(Saved data entries)
● ● ● ● ●

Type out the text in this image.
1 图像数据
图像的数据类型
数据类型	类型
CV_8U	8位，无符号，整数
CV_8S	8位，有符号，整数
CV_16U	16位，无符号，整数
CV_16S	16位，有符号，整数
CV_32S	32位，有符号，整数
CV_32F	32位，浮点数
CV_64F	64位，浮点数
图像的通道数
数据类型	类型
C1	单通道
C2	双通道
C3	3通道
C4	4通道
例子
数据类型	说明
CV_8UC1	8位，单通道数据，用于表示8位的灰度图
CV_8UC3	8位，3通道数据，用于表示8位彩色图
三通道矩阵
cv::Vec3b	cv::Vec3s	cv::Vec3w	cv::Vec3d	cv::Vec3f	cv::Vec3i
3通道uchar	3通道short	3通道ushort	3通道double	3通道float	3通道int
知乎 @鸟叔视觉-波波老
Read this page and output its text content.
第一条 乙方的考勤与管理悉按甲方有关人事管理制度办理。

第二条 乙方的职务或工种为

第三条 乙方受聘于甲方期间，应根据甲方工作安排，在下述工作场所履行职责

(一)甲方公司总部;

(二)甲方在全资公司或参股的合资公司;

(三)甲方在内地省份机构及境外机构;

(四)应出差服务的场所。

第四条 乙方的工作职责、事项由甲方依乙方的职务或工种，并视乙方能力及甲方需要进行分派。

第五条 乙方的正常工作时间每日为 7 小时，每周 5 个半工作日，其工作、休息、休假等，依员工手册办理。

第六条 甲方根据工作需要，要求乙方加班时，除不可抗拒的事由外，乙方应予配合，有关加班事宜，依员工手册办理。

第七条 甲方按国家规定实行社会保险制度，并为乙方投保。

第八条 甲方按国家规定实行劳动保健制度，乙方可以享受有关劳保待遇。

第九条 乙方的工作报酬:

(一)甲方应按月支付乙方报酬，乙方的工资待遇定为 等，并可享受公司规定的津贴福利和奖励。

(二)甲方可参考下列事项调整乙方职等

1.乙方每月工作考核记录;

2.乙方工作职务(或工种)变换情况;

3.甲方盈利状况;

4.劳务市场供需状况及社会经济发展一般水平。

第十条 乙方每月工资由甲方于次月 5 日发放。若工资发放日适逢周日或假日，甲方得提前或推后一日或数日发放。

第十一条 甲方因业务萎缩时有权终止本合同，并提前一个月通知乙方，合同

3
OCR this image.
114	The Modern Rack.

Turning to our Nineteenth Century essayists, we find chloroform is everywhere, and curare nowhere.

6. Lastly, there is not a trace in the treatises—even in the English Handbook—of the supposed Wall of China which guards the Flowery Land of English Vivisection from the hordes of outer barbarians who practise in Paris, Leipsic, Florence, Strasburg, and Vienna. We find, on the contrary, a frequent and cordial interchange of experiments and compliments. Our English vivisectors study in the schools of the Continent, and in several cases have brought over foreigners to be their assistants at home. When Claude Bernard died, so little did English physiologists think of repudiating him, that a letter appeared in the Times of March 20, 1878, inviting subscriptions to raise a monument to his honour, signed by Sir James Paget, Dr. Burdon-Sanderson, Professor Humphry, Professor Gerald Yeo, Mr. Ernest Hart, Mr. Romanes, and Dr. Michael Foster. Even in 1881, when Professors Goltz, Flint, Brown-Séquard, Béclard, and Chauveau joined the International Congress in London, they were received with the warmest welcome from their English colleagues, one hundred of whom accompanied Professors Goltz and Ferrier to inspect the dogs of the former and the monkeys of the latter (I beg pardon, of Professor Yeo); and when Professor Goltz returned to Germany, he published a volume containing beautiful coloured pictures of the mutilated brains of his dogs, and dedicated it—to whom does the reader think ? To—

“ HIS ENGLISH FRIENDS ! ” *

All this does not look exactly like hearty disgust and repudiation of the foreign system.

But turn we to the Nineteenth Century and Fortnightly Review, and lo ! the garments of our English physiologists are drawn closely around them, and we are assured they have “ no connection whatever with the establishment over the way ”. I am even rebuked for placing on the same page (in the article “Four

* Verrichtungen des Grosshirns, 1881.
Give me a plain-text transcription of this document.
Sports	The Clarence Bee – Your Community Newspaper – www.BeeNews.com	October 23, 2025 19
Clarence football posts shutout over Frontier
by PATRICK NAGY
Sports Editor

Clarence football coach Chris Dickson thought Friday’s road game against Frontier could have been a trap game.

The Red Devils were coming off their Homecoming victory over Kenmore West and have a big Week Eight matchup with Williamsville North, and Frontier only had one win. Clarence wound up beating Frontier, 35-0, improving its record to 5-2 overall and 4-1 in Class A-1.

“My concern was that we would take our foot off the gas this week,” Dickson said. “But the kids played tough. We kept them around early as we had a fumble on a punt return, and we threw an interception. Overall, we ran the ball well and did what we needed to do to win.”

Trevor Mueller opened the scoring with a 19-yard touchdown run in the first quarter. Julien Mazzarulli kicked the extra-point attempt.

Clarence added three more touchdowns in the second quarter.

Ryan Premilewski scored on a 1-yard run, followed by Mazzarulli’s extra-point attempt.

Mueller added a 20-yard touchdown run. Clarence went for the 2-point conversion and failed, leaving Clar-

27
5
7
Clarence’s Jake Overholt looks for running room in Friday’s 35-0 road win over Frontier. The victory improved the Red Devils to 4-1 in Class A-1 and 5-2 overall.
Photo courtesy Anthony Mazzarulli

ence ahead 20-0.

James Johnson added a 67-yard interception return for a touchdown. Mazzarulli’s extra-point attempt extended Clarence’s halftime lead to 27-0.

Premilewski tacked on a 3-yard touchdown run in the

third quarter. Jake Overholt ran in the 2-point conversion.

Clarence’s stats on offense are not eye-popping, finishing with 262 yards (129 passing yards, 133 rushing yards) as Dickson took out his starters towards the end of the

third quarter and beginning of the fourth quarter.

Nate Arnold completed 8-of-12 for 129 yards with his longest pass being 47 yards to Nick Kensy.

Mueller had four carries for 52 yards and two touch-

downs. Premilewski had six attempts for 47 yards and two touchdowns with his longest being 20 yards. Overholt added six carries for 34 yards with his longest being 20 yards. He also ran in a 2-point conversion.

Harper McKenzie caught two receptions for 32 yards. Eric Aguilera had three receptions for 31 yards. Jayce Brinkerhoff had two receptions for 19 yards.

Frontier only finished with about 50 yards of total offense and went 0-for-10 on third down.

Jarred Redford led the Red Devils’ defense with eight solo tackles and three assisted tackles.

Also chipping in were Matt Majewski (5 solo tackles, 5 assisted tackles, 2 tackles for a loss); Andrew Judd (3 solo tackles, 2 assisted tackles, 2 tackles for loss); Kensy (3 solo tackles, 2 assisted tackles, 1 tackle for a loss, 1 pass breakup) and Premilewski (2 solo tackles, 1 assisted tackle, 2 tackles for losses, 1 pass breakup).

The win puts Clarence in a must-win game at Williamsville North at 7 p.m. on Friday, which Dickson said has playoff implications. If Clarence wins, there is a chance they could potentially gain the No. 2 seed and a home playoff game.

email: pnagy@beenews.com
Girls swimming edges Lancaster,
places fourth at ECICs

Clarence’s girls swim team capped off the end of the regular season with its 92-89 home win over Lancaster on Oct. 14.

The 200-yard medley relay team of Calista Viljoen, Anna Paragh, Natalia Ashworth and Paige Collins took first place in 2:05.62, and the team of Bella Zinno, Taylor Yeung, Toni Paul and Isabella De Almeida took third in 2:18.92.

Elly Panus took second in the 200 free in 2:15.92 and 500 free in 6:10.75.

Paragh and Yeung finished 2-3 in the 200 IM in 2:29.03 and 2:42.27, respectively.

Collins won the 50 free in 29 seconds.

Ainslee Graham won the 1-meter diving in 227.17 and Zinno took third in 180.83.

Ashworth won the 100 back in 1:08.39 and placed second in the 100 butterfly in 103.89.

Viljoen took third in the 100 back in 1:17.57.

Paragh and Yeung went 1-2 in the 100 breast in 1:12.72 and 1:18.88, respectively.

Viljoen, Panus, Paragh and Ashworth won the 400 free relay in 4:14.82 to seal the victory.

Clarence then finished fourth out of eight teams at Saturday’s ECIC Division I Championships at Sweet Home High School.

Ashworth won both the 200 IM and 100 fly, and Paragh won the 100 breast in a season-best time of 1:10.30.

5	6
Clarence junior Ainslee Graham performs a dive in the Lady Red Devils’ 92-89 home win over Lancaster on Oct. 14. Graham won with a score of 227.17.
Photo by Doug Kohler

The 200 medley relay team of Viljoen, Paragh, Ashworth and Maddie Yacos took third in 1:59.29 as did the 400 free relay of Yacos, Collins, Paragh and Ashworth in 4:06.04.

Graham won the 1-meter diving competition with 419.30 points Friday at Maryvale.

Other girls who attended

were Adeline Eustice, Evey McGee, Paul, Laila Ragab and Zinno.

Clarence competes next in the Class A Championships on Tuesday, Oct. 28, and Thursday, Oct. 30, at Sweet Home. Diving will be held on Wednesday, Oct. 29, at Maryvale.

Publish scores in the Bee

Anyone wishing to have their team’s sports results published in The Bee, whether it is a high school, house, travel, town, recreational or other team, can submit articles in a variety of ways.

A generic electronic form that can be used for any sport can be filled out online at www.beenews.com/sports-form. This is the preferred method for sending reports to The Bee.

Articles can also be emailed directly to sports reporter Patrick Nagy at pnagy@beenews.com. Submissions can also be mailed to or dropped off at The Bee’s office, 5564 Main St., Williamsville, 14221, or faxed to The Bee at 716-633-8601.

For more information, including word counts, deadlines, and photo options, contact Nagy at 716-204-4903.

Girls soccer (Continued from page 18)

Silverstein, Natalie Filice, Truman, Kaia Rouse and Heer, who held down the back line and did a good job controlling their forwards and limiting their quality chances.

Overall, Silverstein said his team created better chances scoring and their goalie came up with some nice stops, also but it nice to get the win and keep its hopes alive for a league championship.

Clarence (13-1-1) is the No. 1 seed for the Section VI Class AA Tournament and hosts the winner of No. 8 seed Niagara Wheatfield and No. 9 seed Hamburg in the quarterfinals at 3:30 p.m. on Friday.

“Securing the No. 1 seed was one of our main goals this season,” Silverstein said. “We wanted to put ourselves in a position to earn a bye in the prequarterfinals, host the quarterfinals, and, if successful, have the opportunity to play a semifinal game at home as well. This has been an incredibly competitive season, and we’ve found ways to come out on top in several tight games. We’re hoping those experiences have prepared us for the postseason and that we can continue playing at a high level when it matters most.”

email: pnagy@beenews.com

● ● ● ● ●

Work to do: Give the number of lines in the material above that have the word "tackles" in them, and nothing more.

Written solution: 2